— Start Task data —
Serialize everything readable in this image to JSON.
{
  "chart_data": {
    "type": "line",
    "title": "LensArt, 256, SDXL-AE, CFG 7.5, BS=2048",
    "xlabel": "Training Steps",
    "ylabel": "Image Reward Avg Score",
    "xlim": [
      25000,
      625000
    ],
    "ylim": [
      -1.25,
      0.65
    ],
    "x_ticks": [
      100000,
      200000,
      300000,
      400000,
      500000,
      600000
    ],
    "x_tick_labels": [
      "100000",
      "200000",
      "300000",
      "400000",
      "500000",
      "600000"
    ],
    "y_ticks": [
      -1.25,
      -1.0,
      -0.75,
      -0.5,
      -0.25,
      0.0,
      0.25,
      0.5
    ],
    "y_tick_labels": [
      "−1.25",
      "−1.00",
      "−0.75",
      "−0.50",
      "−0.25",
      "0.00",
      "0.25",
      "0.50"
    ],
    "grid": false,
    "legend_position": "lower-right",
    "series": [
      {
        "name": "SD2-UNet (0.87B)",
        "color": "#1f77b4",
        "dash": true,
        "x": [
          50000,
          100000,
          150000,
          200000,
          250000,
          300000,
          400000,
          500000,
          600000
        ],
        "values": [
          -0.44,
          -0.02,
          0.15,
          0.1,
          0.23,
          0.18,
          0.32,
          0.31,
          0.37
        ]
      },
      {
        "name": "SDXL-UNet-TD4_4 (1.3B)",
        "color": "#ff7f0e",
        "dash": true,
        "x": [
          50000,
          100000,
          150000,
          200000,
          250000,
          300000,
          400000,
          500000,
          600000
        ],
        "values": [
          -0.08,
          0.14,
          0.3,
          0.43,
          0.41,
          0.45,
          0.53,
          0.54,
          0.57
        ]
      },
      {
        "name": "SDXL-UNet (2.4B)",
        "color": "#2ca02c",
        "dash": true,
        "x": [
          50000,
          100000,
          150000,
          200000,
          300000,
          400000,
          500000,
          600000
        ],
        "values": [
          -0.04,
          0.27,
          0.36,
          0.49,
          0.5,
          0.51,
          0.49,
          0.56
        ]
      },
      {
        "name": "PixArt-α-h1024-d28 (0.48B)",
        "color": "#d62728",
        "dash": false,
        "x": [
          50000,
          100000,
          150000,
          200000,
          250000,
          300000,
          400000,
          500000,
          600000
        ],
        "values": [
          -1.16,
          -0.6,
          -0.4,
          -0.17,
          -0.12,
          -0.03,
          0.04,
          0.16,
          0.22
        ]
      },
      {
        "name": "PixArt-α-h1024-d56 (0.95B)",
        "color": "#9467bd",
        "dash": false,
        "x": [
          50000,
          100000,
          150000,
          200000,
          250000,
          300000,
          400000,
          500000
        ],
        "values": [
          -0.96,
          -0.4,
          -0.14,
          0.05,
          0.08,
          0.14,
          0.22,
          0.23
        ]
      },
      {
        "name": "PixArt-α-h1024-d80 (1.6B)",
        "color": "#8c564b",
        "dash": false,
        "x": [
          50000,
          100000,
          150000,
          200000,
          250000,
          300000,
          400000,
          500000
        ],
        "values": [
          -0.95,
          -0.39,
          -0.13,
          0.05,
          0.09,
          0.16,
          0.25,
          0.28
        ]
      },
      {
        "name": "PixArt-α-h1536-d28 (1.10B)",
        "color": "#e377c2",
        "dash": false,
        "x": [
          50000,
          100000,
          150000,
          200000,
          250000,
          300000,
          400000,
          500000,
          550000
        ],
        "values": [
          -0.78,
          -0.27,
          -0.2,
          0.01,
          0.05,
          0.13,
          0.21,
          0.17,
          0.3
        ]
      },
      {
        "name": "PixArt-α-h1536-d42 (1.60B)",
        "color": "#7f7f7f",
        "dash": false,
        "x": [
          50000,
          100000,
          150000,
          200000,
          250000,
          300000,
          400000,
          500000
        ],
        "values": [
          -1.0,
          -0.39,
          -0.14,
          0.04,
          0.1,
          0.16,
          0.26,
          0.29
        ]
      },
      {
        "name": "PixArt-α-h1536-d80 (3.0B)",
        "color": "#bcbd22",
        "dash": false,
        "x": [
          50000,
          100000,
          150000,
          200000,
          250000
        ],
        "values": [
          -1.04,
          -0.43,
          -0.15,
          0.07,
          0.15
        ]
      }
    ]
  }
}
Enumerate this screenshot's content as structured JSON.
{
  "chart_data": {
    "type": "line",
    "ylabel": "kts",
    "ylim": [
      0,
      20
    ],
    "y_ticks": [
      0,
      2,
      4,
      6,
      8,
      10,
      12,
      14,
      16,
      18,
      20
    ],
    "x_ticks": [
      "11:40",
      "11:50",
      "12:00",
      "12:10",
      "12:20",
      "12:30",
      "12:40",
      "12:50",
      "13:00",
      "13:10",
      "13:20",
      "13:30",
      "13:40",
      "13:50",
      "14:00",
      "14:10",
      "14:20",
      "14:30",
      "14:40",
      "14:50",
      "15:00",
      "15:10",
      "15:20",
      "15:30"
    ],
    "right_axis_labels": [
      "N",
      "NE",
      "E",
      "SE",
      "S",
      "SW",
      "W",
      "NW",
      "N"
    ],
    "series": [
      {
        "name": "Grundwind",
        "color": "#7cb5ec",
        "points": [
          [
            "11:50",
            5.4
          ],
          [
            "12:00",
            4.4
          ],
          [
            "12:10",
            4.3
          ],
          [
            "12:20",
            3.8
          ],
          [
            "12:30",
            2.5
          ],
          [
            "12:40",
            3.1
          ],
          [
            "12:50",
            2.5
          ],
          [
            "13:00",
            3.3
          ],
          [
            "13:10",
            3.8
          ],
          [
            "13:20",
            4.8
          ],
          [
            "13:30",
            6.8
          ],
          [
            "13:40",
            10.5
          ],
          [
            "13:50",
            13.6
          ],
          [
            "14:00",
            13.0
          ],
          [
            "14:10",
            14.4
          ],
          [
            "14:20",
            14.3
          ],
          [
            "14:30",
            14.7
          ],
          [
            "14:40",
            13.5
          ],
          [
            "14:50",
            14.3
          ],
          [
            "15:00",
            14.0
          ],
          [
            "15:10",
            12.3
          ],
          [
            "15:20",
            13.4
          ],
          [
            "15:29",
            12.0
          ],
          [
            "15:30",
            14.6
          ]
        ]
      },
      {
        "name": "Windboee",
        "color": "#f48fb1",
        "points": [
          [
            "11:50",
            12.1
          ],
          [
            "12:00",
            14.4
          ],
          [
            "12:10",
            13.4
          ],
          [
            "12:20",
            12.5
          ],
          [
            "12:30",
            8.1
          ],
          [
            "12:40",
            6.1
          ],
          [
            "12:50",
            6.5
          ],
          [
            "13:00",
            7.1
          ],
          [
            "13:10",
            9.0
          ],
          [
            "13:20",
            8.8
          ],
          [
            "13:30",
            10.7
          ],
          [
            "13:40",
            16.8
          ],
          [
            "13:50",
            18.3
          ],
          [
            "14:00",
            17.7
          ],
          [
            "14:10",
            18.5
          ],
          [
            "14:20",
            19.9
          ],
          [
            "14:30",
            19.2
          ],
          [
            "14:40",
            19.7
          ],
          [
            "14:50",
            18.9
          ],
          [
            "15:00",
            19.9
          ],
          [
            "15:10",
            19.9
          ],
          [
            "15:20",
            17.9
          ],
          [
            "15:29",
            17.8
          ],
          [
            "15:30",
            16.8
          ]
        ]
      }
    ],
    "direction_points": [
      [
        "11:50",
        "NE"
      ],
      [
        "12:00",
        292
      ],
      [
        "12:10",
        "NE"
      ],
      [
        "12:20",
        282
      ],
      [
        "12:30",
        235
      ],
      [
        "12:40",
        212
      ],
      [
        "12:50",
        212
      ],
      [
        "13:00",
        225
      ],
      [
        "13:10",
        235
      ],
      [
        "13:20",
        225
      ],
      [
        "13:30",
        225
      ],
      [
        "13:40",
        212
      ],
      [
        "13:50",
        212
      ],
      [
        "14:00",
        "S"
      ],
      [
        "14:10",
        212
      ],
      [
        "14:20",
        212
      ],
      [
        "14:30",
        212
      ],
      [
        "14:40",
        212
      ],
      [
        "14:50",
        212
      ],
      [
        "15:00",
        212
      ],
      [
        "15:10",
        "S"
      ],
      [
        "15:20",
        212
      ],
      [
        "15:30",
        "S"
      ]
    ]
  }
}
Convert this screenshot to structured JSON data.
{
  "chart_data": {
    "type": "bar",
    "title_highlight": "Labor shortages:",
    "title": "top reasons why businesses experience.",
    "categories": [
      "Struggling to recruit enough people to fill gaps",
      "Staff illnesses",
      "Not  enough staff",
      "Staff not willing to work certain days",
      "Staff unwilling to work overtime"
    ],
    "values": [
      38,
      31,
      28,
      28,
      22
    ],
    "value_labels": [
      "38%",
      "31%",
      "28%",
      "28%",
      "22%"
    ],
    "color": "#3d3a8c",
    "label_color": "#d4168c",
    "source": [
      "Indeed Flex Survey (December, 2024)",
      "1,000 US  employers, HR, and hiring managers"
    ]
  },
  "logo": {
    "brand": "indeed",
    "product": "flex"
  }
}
— End Task data —
Every line in the data that holds "JSON" should be copied out.

Response for this exercise:
Serialize everything readable in this image to JSON.
Enumerate this screenshot's content as structured JSON.
Convert this screenshot to structured JSON data.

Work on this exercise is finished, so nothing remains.